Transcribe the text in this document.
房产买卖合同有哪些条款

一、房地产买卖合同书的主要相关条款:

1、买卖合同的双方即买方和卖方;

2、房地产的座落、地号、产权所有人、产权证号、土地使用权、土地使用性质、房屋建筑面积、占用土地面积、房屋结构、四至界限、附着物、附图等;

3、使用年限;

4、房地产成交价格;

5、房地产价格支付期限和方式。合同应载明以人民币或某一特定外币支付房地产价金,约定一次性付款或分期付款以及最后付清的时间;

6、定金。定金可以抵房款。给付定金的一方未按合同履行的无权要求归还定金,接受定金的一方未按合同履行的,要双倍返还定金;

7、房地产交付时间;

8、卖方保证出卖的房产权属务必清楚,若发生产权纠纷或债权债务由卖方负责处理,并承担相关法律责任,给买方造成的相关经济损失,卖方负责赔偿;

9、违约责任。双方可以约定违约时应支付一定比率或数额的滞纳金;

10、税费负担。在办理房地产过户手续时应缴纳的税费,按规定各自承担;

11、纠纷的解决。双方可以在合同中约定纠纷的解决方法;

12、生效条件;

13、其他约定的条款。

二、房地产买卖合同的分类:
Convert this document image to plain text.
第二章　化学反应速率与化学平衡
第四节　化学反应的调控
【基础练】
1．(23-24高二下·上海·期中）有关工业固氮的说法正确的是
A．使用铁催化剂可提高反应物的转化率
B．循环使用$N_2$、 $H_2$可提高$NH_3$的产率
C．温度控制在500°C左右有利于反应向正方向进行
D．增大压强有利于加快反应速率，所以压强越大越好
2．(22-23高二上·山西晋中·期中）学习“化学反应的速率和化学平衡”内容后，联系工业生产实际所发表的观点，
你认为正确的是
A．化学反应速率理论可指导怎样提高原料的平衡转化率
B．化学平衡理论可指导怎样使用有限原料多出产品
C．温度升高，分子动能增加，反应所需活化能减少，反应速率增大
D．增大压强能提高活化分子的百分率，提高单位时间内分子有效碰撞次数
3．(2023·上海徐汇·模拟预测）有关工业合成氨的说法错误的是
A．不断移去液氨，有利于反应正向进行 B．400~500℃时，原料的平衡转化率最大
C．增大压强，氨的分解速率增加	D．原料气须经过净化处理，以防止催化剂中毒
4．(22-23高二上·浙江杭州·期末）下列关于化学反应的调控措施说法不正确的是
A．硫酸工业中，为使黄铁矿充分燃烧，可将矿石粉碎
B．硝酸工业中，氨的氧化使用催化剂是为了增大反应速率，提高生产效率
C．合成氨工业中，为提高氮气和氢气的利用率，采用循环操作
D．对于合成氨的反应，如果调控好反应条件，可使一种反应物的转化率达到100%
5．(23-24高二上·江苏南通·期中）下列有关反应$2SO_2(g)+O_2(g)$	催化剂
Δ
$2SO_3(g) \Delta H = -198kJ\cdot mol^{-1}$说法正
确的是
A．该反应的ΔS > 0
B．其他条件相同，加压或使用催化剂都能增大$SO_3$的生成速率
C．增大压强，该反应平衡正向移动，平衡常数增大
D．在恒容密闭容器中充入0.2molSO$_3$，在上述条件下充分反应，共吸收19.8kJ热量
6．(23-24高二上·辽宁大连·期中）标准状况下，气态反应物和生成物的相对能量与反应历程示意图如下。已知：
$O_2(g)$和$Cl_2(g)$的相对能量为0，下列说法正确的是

***

— Work required —
Transcribe all entries exactly as they are given.

— Answer to the problem —
Transcribe the text in this document.
房产买卖合同有哪些条款

一、房地产买卖合同书的主要相关条款:

1、买卖合同的双方即买方和卖方;

2、房地产的座落、地号、产权所有人、产权证号、土地使用权、土地使用性质、房屋建筑面积、占用土地面积、房屋结构、四至界限、附着物、附图等;

3、使用年限;

4、房地产成交价格;

5、房地产价格支付期限和方式。合同应载明以人民币或某一特定外币支付房地产价金,约定一次性付款或分期付款以及最后付清的时间;

6、定金。定金可以抵房款。给付定金的一方未按合同履行的无权要求归还定金,接受定金的一方未按合同履行的,要双倍返还定金;

7、房地产交付时间;

8、卖方保证出卖的房产权属务必清楚,若发生产权纠纷或债权债务由卖方负责处理,并承担相关法律责任,给买方造成的相关经济损失,卖方负责赔偿;

9、违约责任。双方可以约定违约时应支付一定比率或数额的滞纳金;

10、税费负担。在办理房地产过户手续时应缴纳的税费,按规定各自承担;

11、纠纷的解决。双方可以在合同中约定纠纷的解决方法;

12、生效条件;

13、其他约定的条款。

二、房地产买卖合同的分类:
Convert this document image to plain text.
第二章　化学反应速率与化学平衡
第四节　化学反应的调控
【基础练】
1．(23-24高二下·上海·期中）有关工业固氮的说法正确的是
A．使用铁催化剂可提高反应物的转化率
B．循环使用$N_2$、 $H_2$可提高$NH_3$的产率
C．温度控制在500°C左右有利于反应向正方向进行
D．增大压强有利于加快反应速率，所以压强越大越好
2．(22-23高二上·山西晋中·期中）学习“化学反应的速率和化学平衡”内容后，联系工业生产实际所发表的观点，
你认为正确的是
A．化学反应速率理论可指导怎样提高原料的平衡转化率
B．化学平衡理论可指导怎样使用有限原料多出产品
C．温度升高，分子动能增加，反应所需活化能减少，反应速率增大
D．增大压强能提高活化分子的百分率，提高单位时间内分子有效碰撞次数
3．(2023·上海徐汇·模拟预测）有关工业合成氨的说法错误的是
A．不断移去液氨，有利于反应正向进行 B．400~500℃时，原料的平衡转化率最大
C．增大压强，氨的分解速率增加	D．原料气须经过净化处理，以防止催化剂中毒
4．(22-23高二上·浙江杭州·期末）下列关于化学反应的调控措施说法不正确的是
A．硫酸工业中，为使黄铁矿充分燃烧，可将矿石粉碎
B．硝酸工业中，氨的氧化使用催化剂是为了增大反应速率，提高生产效率
C．合成氨工业中，为提高氮气和氢气的利用率，采用循环操作
D．对于合成氨的反应，如果调控好反应条件，可使一种反应物的转化率达到100%
5．(23-24高二上·江苏南通·期中）下列有关反应$2SO_2(g)+O_2(g)$	催化剂
Δ
$2SO_3(g) \Delta H = -198kJ\cdot mol^{-1}$说法正
确的是
A．该反应的ΔS > 0
B．其他条件相同，加压或使用催化剂都能增大$SO_3$的生成速率
C．增大压强，该反应平衡正向移动，平衡常数增大
D．在恒容密闭容器中充入0.2molSO$_3$，在上述条件下充分反应，共吸收19.8kJ热量
6．(23-24高二上·辽宁大连·期中）标准状况下，气态反应物和生成物的相对能量与反应历程示意图如下。已知：
$O_2(g)$和$Cl_2(g)$的相对能量为0，下列说法正确的是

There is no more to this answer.